**Objective**
Gather up every line that includes the string "background".

>>>>

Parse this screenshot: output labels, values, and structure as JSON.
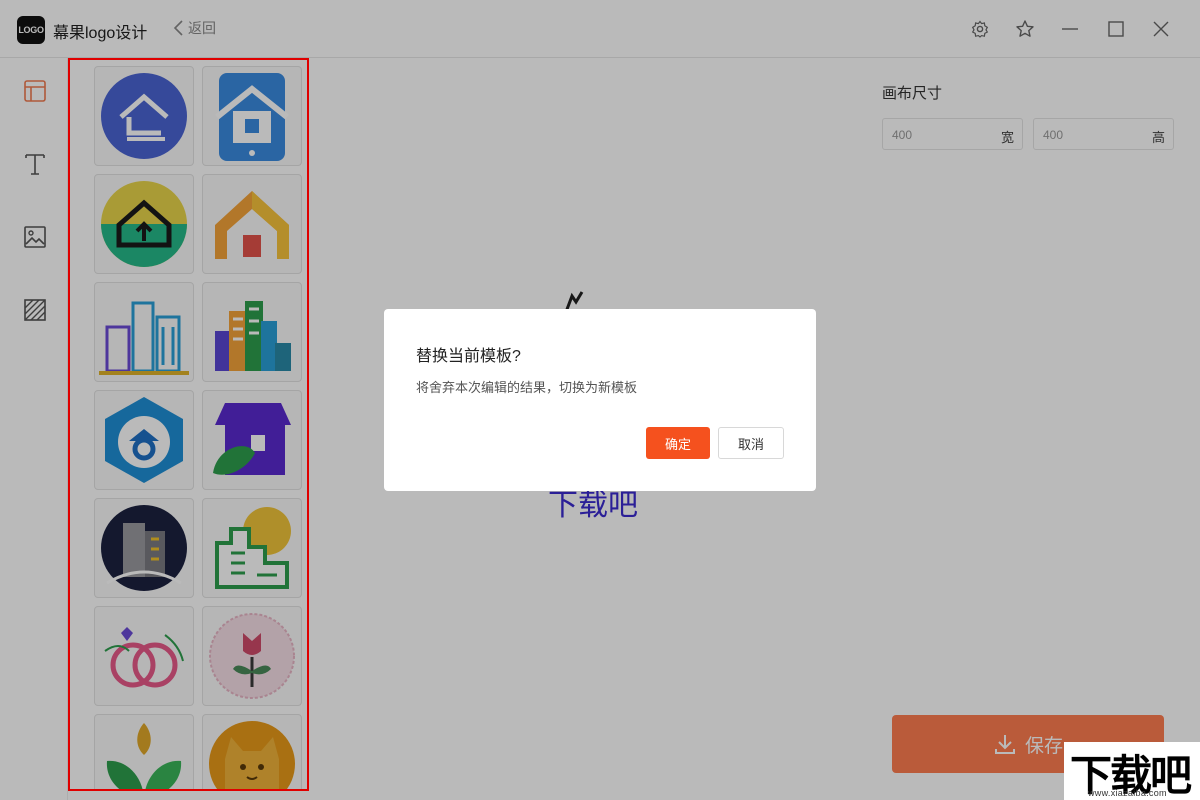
{
  "app": {
    "logo_text": "LOGO",
    "title": "幕果logo设计",
    "back_label": "返回"
  },
  "titlebar_icons": [
    "gear-icon",
    "star-icon",
    "minimize-icon",
    "maximize-icon",
    "close-icon"
  ],
  "tools": [
    "layout-icon",
    "text-icon",
    "image-icon",
    "background-icon"
  ],
  "templates": [
    "house-blue-circle",
    "house-phone-blue",
    "house-arrow-green",
    "house-gradient-orange",
    "city-buildings-blue",
    "city-buildings-color",
    "house-hexagon-blue",
    "shop-leaf-purple",
    "building-dark-circle",
    "building-green-sun",
    "wedding-rings",
    "rose-badge",
    "sprout-green",
    "cat-orange"
  ],
  "canvas": {
    "preview_text": "下载吧"
  },
  "properties": {
    "canvas_size_label": "画布尺寸",
    "width_value": "400",
    "width_unit": "宽",
    "height_value": "400",
    "height_unit": "高"
  },
  "save": {
    "label": "保存"
  },
  "dialog": {
    "title": "替换当前模板?",
    "message": "将舍弃本次编辑的结果，切换为新模板",
    "ok_label": "确定",
    "cancel_label": "取消"
  },
  "watermark": {
    "text": "下载吧",
    "url": "www.xiazaiba.com"
  },
  "colors": {
    "accent": "#f5511e",
    "save": "#ff7d50",
    "highlight_border": "#e00000"
  }
}
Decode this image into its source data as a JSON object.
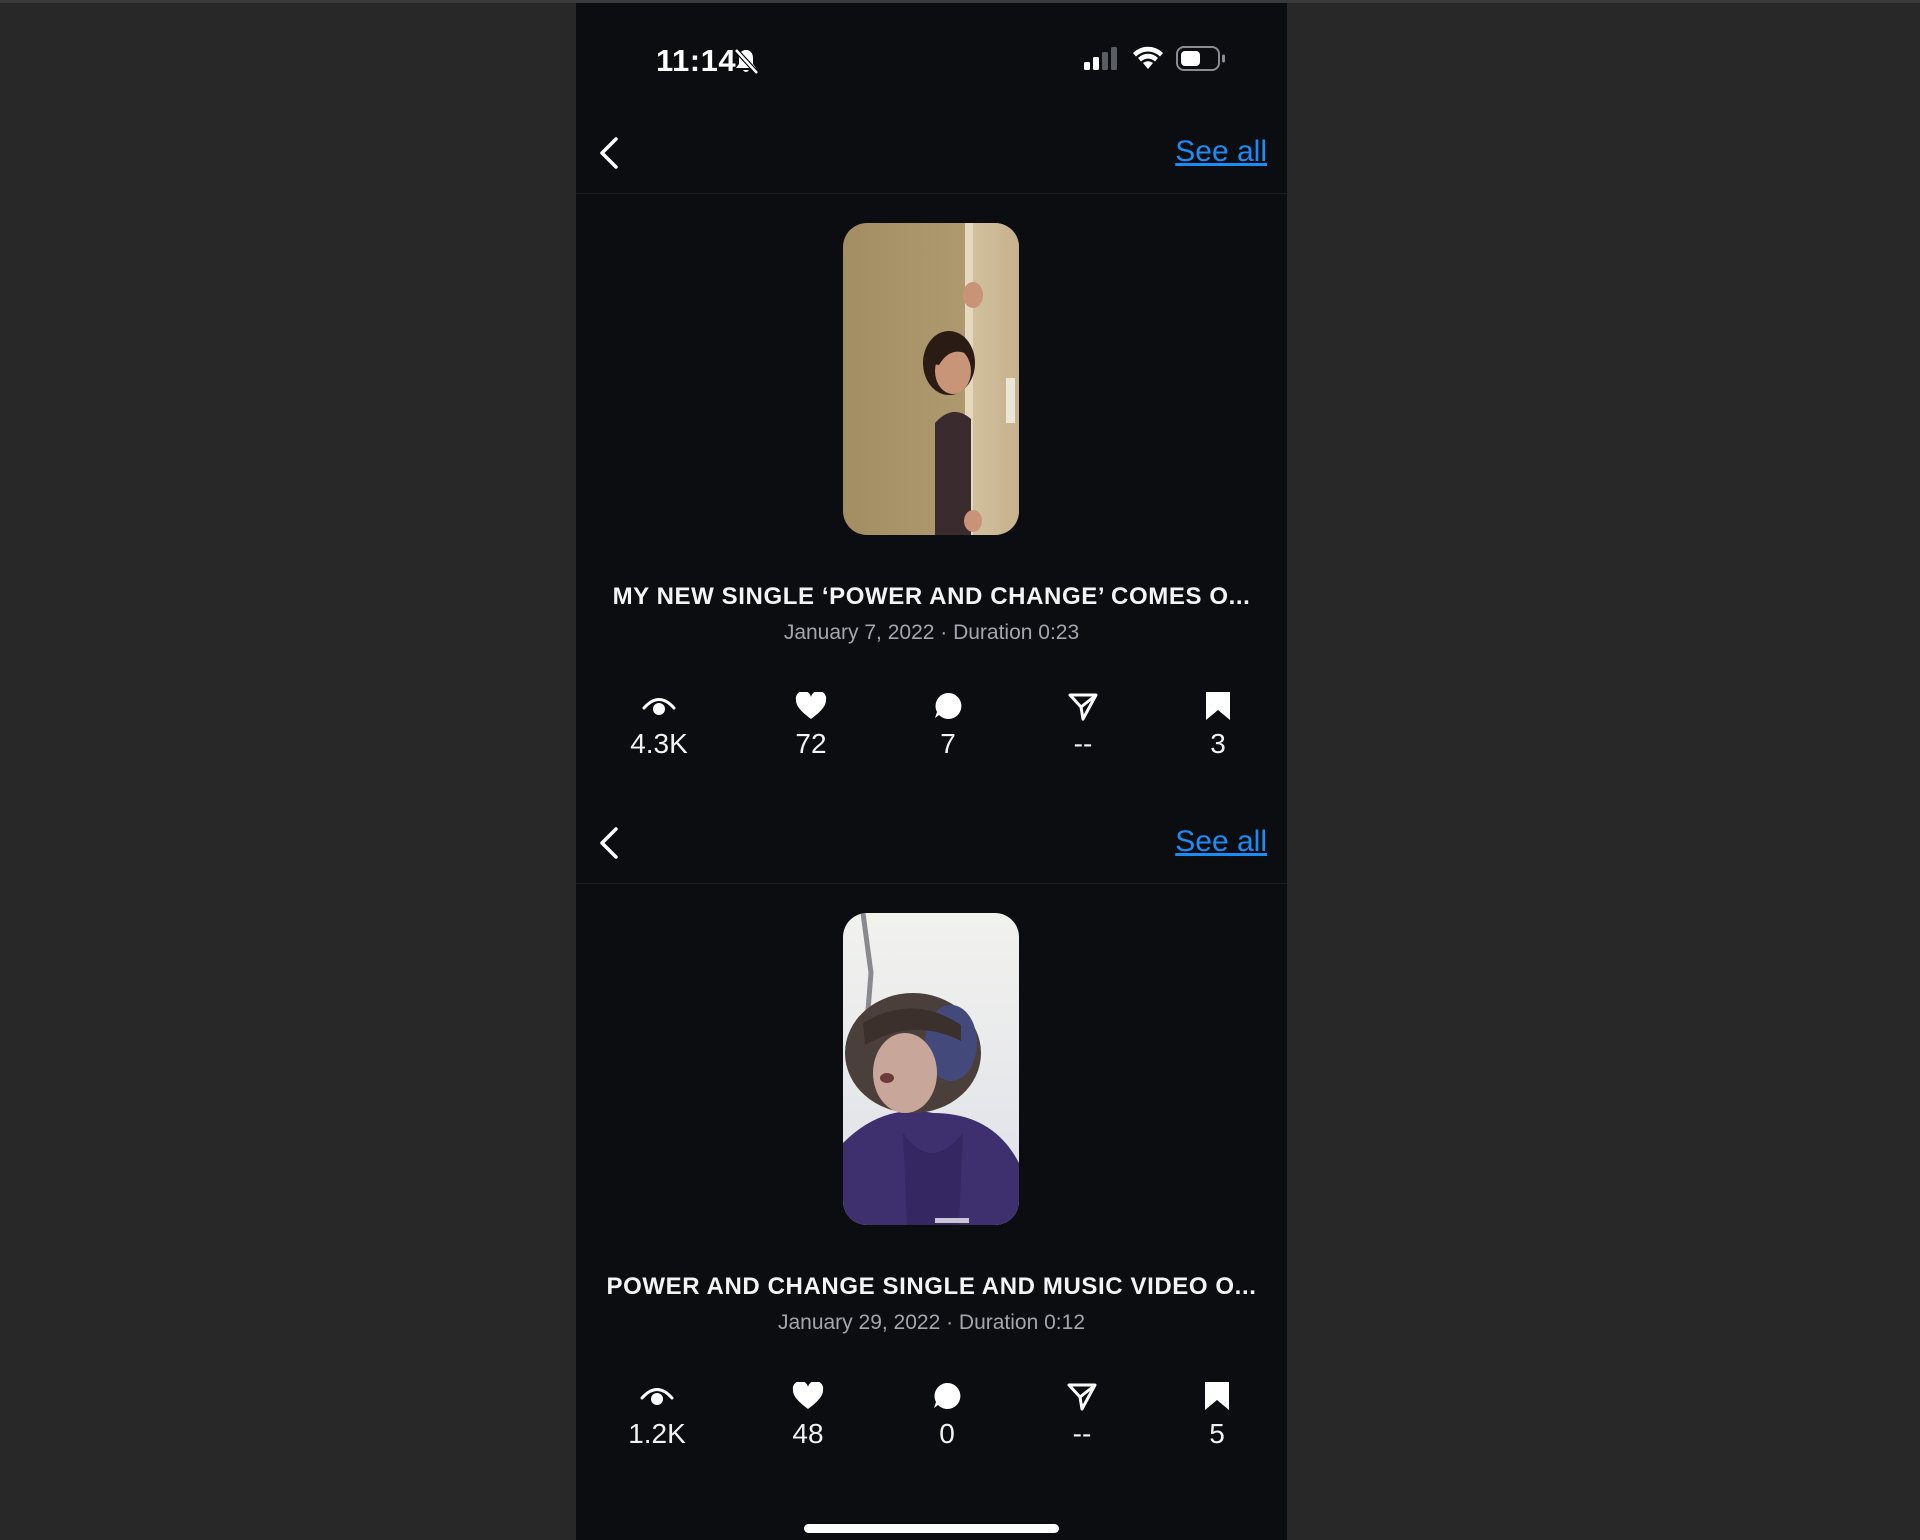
{
  "status_bar": {
    "time": "11:14"
  },
  "sections": [
    {
      "see_all_label": "See all",
      "title": "MY NEW SINGLE ‘POWER AND CHANGE’ COMES O...",
      "meta": "January 7, 2022 · Duration 0:23",
      "stats": {
        "views": "4.3K",
        "likes": "72",
        "comments": "7",
        "shares": "--",
        "saves": "3"
      }
    },
    {
      "see_all_label": "See all",
      "title": "POWER AND CHANGE SINGLE AND MUSIC VIDEO O...",
      "meta": "January 29, 2022 · Duration 0:12",
      "stats": {
        "views": "1.2K",
        "likes": "48",
        "comments": "0",
        "shares": "--",
        "saves": "5"
      }
    }
  ],
  "icons": [
    "back-icon",
    "eye-icon",
    "heart-icon",
    "comment-icon",
    "share-icon",
    "bookmark-icon",
    "bell-slash-icon",
    "signal-icon",
    "wifi-icon",
    "battery-icon"
  ],
  "colors": {
    "background": "#0b0d11",
    "link": "#1a8cf5",
    "meta_text": "#a3a7ad"
  }
}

<<<<

**Response to this task**
    "background-icon"
    "background": "#0b0d11",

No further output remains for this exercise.